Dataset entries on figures
>>>>
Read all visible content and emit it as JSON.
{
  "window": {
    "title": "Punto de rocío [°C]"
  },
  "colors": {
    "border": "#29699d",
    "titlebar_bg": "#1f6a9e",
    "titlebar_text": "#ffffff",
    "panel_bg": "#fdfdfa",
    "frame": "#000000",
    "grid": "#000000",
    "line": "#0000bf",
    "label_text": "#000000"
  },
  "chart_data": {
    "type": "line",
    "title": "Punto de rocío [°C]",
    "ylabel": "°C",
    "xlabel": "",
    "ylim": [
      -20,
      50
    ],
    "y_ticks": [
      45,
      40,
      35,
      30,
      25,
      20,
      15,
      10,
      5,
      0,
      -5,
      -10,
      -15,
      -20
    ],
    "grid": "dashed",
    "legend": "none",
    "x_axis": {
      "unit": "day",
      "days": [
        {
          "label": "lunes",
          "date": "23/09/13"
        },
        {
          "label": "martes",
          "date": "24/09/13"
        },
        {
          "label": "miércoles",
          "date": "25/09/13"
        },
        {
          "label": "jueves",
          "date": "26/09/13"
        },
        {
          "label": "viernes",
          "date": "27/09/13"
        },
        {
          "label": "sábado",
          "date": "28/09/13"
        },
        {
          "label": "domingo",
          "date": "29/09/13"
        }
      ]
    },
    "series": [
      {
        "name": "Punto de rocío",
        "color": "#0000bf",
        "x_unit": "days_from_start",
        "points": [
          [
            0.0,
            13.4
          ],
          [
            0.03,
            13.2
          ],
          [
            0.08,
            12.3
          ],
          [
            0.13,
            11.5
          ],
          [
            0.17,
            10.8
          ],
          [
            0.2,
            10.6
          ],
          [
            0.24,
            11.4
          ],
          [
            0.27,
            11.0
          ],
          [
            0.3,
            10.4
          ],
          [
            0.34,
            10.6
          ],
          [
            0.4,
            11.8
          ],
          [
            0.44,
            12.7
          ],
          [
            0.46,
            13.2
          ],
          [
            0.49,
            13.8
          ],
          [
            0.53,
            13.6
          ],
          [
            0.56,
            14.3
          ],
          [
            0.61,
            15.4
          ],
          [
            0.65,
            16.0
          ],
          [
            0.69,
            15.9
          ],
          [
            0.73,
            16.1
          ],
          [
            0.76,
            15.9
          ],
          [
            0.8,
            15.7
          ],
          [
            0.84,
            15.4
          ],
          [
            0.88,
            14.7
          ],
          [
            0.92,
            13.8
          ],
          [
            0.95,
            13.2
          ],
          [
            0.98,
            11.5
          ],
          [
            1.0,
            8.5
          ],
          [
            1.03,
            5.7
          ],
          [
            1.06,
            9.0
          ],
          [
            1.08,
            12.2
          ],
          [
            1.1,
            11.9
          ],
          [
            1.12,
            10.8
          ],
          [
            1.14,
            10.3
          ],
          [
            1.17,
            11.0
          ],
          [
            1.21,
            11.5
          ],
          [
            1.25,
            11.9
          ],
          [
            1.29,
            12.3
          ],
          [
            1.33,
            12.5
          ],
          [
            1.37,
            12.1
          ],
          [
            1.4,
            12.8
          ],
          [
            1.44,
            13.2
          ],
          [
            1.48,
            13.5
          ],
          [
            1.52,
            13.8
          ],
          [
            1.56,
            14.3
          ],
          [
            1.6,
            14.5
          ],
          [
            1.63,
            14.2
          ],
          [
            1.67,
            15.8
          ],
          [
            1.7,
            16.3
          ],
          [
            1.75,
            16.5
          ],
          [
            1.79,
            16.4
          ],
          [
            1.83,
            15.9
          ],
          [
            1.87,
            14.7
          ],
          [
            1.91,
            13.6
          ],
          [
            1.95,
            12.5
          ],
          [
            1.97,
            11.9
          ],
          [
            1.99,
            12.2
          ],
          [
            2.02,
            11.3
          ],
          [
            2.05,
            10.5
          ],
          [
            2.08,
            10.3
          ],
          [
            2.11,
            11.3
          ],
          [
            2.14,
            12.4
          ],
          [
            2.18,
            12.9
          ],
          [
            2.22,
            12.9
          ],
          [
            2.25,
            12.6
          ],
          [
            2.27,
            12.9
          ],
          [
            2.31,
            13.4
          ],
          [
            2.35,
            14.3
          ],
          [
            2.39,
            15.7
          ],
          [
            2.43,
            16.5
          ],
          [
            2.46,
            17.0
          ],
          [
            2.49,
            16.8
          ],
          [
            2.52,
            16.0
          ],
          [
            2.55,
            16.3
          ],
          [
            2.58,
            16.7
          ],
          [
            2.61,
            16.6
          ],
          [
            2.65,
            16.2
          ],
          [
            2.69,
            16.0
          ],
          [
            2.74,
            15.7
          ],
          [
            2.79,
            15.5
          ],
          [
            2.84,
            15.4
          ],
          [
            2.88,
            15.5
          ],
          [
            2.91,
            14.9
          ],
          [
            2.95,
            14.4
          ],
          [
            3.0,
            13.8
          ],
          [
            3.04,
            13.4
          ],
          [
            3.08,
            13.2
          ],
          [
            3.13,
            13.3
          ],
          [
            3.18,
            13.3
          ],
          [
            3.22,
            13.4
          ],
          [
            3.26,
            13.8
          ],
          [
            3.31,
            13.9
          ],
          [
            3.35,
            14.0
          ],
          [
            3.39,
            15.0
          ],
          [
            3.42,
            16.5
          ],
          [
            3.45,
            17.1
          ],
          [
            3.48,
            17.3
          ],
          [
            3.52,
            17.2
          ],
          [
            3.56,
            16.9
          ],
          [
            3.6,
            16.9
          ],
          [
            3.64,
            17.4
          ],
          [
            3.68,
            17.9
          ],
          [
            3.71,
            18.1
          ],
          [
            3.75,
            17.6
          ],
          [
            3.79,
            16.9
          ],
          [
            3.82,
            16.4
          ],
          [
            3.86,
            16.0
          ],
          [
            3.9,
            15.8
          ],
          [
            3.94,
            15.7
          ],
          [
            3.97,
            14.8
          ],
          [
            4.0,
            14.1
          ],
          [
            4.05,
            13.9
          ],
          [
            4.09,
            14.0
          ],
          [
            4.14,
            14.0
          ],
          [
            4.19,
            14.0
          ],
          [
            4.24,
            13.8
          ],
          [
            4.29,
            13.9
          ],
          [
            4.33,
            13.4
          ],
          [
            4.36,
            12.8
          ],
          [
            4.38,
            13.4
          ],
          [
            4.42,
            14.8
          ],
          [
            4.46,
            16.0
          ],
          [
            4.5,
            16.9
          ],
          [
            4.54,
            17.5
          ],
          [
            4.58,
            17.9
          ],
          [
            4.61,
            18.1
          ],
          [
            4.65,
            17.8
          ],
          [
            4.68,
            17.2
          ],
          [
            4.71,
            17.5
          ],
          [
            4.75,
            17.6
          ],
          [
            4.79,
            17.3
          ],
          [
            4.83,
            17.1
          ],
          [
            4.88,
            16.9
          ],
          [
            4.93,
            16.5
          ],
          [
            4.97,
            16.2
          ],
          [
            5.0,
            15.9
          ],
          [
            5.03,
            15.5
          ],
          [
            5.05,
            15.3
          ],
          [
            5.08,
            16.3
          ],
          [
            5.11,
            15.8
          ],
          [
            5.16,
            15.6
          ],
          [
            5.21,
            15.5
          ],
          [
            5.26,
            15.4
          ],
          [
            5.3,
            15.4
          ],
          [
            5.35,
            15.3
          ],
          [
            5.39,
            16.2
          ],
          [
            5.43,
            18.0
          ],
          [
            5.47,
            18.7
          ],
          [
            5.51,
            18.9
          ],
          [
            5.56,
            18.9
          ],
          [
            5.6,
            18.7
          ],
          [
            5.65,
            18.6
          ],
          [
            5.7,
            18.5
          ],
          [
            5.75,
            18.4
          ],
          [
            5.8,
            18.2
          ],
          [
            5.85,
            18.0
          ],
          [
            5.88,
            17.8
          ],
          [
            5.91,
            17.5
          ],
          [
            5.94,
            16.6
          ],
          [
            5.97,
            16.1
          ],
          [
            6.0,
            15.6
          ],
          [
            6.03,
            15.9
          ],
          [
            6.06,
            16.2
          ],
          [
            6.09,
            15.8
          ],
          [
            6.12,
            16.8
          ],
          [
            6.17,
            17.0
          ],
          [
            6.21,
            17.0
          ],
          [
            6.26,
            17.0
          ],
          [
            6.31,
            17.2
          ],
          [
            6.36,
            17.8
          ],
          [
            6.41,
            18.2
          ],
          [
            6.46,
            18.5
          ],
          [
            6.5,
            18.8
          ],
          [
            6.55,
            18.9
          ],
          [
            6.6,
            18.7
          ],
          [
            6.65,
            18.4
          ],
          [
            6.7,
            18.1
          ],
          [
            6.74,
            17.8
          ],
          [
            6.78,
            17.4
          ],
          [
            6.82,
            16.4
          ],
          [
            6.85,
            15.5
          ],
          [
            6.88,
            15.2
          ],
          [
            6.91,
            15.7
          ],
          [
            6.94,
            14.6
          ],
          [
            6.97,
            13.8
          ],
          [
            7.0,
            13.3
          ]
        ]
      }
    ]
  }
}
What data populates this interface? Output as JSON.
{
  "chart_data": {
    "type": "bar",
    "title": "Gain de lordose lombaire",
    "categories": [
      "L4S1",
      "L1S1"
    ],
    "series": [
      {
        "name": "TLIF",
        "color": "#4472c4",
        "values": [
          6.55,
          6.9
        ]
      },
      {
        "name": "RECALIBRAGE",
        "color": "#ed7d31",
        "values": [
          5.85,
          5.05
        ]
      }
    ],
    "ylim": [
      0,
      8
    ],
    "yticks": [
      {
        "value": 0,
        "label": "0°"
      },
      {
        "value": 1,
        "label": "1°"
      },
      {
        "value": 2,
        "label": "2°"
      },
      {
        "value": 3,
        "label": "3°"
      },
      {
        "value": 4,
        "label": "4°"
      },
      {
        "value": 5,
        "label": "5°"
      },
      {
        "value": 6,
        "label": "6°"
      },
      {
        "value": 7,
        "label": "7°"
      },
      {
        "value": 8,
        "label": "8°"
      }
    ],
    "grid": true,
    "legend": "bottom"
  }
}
<<<<
DIRECTION:
Give only the number of lines in the data that include the string "date".

WORKED SOLUTION:
7